From the entries below, pull out each line where "this" appears.

— Start of Dataset rows —

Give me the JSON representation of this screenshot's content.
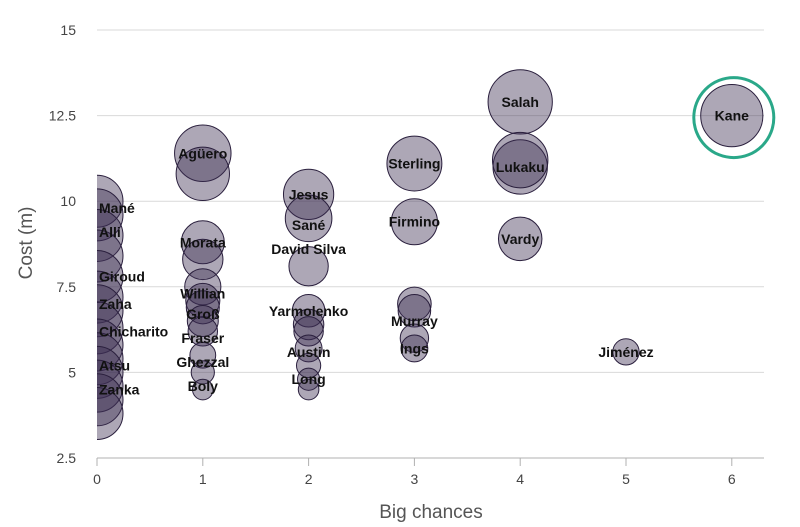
{
  "chart_data": {
    "type": "scatter",
    "title": "",
    "xlabel": "Big chances",
    "ylabel": "Cost (m)",
    "xlim": [
      0,
      6.3
    ],
    "ylim": [
      2.5,
      15
    ],
    "x_ticks": [
      "0",
      "1",
      "2",
      "3",
      "4",
      "5",
      "6"
    ],
    "y_ticks": [
      "2.5",
      "5",
      "7.5",
      "10",
      "12.5",
      "15"
    ],
    "grid": "horizontal",
    "bubble_color": "#3b2d52",
    "highlight_color": "#2aa889",
    "highlighted": "Kane",
    "points": [
      {
        "label": "Salah",
        "x": 4,
        "y": 12.9
      },
      {
        "label": "Kane",
        "x": 6,
        "y": 12.5
      },
      {
        "label": "Agüero",
        "x": 1,
        "y": 11.4
      },
      {
        "label": "Sterling",
        "x": 3,
        "y": 11.1
      },
      {
        "label": "Lukaku",
        "x": 4,
        "y": 11.0
      },
      {
        "label": "Jesus",
        "x": 2,
        "y": 10.2
      },
      {
        "label": "Mané",
        "x": 0,
        "y": 9.8
      },
      {
        "label": "Firmino",
        "x": 3,
        "y": 9.4
      },
      {
        "label": "Sané",
        "x": 2,
        "y": 9.3
      },
      {
        "label": "Alli",
        "x": 0,
        "y": 9.1
      },
      {
        "label": "Vardy",
        "x": 4,
        "y": 8.9
      },
      {
        "label": "Morata",
        "x": 1,
        "y": 8.8
      },
      {
        "label": "David Silva",
        "x": 2,
        "y": 8.6
      },
      {
        "label": "Giroud",
        "x": 0,
        "y": 7.8
      },
      {
        "label": "Willian",
        "x": 1,
        "y": 7.3
      },
      {
        "label": "Zaha",
        "x": 0,
        "y": 7.0
      },
      {
        "label": "Yarmolenko",
        "x": 2,
        "y": 6.8
      },
      {
        "label": "Groß",
        "x": 1,
        "y": 6.7
      },
      {
        "label": "Murray",
        "x": 3,
        "y": 6.5
      },
      {
        "label": "Chicharito",
        "x": 0,
        "y": 6.2
      },
      {
        "label": "Fraser",
        "x": 1,
        "y": 6.0
      },
      {
        "label": "Ings",
        "x": 3,
        "y": 5.7
      },
      {
        "label": "Austin",
        "x": 2,
        "y": 5.6
      },
      {
        "label": "Jiménez",
        "x": 5,
        "y": 5.6
      },
      {
        "label": "Ghezzal",
        "x": 1,
        "y": 5.3
      },
      {
        "label": "Atsu",
        "x": 0,
        "y": 5.2
      },
      {
        "label": "Long",
        "x": 2,
        "y": 4.8
      },
      {
        "label": "Boly",
        "x": 1,
        "y": 4.6
      },
      {
        "label": "Zanka",
        "x": 0,
        "y": 4.5
      }
    ],
    "unlabeled_points": [
      {
        "x": 4,
        "y": 12.9
      },
      {
        "x": 6,
        "y": 12.5
      },
      {
        "x": 1,
        "y": 11.4
      },
      {
        "x": 1,
        "y": 10.8
      },
      {
        "x": 3,
        "y": 11.1
      },
      {
        "x": 4,
        "y": 11.0
      },
      {
        "x": 4,
        "y": 11.2
      },
      {
        "x": 2,
        "y": 10.2
      },
      {
        "x": 2,
        "y": 9.5
      },
      {
        "x": 3,
        "y": 9.4
      },
      {
        "x": 4,
        "y": 8.9
      },
      {
        "x": 1,
        "y": 8.8
      },
      {
        "x": 1,
        "y": 8.3
      },
      {
        "x": 2,
        "y": 8.1
      },
      {
        "x": 1,
        "y": 7.5
      },
      {
        "x": 1,
        "y": 7.1
      },
      {
        "x": 1,
        "y": 6.9
      },
      {
        "x": 1,
        "y": 6.5
      },
      {
        "x": 1,
        "y": 6.2
      },
      {
        "x": 1,
        "y": 5.5
      },
      {
        "x": 1,
        "y": 5.0
      },
      {
        "x": 1,
        "y": 4.5
      },
      {
        "x": 2,
        "y": 6.8
      },
      {
        "x": 2,
        "y": 6.4
      },
      {
        "x": 2,
        "y": 6.2
      },
      {
        "x": 2,
        "y": 5.7
      },
      {
        "x": 2,
        "y": 5.2
      },
      {
        "x": 2,
        "y": 4.8
      },
      {
        "x": 2,
        "y": 4.5
      },
      {
        "x": 3,
        "y": 7.0
      },
      {
        "x": 3,
        "y": 6.8
      },
      {
        "x": 3,
        "y": 6.0
      },
      {
        "x": 3,
        "y": 5.7
      },
      {
        "x": 5,
        "y": 5.6
      },
      {
        "x": 0,
        "y": 10.0
      },
      {
        "x": 0,
        "y": 9.6
      },
      {
        "x": 0,
        "y": 9.0
      },
      {
        "x": 0,
        "y": 8.4
      },
      {
        "x": 0,
        "y": 7.8
      },
      {
        "x": 0,
        "y": 7.2
      },
      {
        "x": 0,
        "y": 6.8
      },
      {
        "x": 0,
        "y": 6.3
      },
      {
        "x": 0,
        "y": 5.8
      },
      {
        "x": 0,
        "y": 5.4
      },
      {
        "x": 0,
        "y": 5.0
      },
      {
        "x": 0,
        "y": 4.6
      },
      {
        "x": 0,
        "y": 4.2
      },
      {
        "x": 0,
        "y": 3.8
      }
    ]
  }
}
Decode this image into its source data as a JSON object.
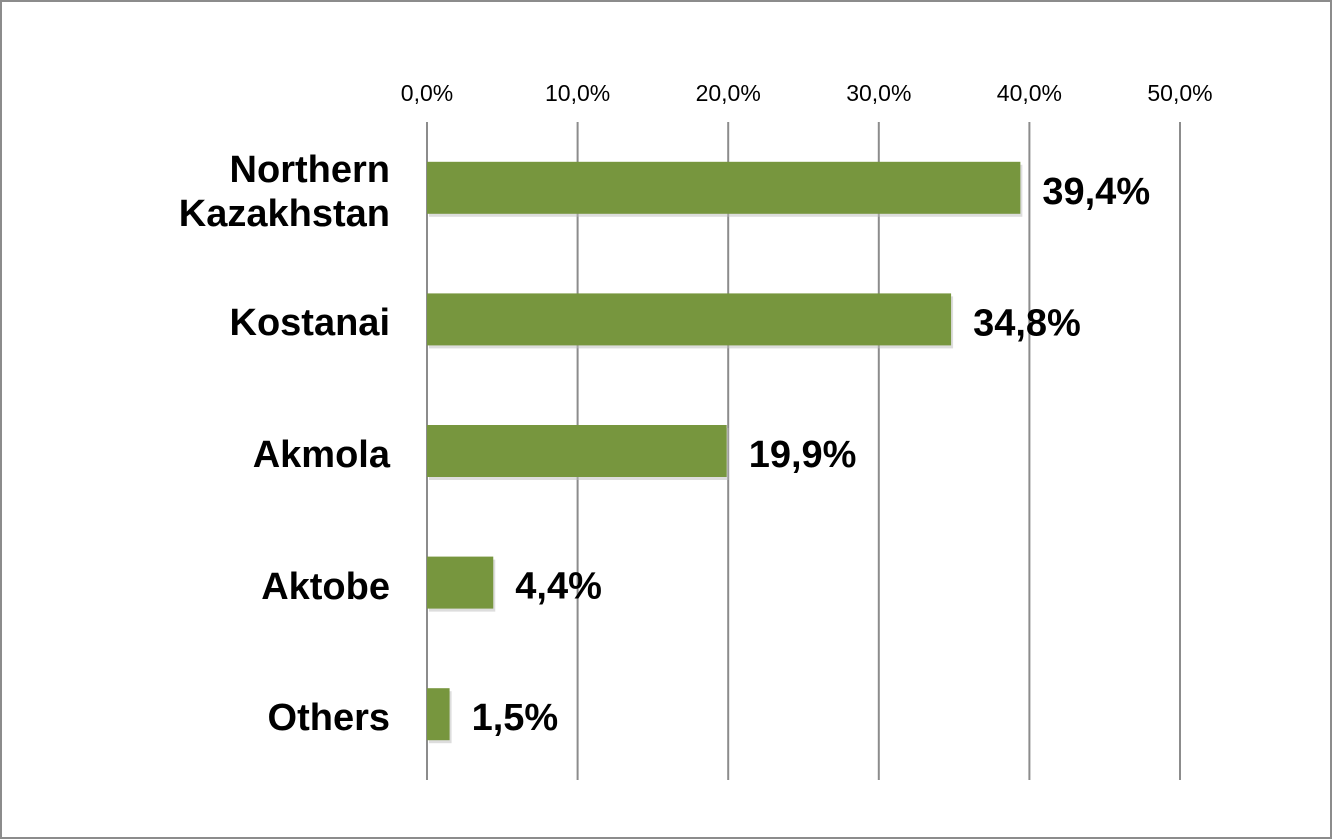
{
  "chart_data": {
    "type": "bar",
    "orientation": "horizontal",
    "categories": [
      "Northern Kazakhstan",
      "Kostanai",
      "Akmola",
      "Aktobe",
      "Others"
    ],
    "values": [
      39.4,
      34.8,
      19.9,
      4.4,
      1.5
    ],
    "value_labels": [
      "39,4%",
      "34,8%",
      "19,9%",
      "4,4%",
      "1,5%"
    ],
    "color": "#77963e",
    "xlim": [
      0,
      50
    ],
    "xticks": [
      {
        "value": 0,
        "label": "0,0%"
      },
      {
        "value": 10,
        "label": "10,0%"
      },
      {
        "value": 20,
        "label": "20,0%"
      },
      {
        "value": 30,
        "label": "30,0%"
      },
      {
        "value": 40,
        "label": "40,0%"
      },
      {
        "value": 50,
        "label": "50,0%"
      }
    ],
    "grid": true
  }
}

— End of Dataset rows —

# Correct answer
Give me the JSON representation of this screenshot's content.
Decode this image into its source data as a JSON object.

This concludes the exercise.